● **TASK PROMPT**
Search the entries for the word "name" and pull out each line that has it.

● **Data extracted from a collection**
++++++++++

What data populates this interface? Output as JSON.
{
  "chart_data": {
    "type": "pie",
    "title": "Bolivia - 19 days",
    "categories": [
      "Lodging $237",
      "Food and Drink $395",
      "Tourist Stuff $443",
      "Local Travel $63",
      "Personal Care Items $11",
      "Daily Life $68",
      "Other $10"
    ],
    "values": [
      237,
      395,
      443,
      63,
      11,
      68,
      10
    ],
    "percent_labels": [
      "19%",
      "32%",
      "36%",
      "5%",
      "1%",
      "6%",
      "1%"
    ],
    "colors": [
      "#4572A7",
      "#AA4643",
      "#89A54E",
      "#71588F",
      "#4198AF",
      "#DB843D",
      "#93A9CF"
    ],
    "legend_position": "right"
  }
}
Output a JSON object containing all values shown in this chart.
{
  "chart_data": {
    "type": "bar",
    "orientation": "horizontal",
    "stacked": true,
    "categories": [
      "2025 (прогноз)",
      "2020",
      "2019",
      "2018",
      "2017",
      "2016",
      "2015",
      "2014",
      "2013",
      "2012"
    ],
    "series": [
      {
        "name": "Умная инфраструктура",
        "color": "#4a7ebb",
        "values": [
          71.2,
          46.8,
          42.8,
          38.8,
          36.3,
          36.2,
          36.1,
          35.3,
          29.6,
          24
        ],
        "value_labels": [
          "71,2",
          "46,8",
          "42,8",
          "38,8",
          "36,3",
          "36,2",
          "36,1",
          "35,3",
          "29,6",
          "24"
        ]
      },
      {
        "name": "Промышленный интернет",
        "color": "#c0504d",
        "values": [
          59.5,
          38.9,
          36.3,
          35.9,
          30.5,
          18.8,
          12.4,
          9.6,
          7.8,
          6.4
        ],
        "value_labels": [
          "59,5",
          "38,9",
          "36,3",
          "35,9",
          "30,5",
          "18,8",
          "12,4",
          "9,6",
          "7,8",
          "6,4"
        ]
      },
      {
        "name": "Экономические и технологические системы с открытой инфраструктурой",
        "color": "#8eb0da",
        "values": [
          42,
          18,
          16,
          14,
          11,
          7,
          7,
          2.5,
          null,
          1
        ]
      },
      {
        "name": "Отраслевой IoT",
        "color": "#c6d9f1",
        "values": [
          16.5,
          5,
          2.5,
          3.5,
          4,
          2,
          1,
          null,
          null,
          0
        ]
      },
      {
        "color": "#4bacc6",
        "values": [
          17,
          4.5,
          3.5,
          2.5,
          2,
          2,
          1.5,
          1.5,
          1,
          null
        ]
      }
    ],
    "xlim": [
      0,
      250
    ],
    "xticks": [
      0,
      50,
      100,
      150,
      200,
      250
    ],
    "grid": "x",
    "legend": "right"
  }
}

++++++++++

● **FULL RESPONSE**
        "name": "Умная инфраструктура",
        "name": "Промышленный интернет",
        "name": "Экономические и технологические системы с открытой инфраструктурой",
        "name": "Отраслевой IoT",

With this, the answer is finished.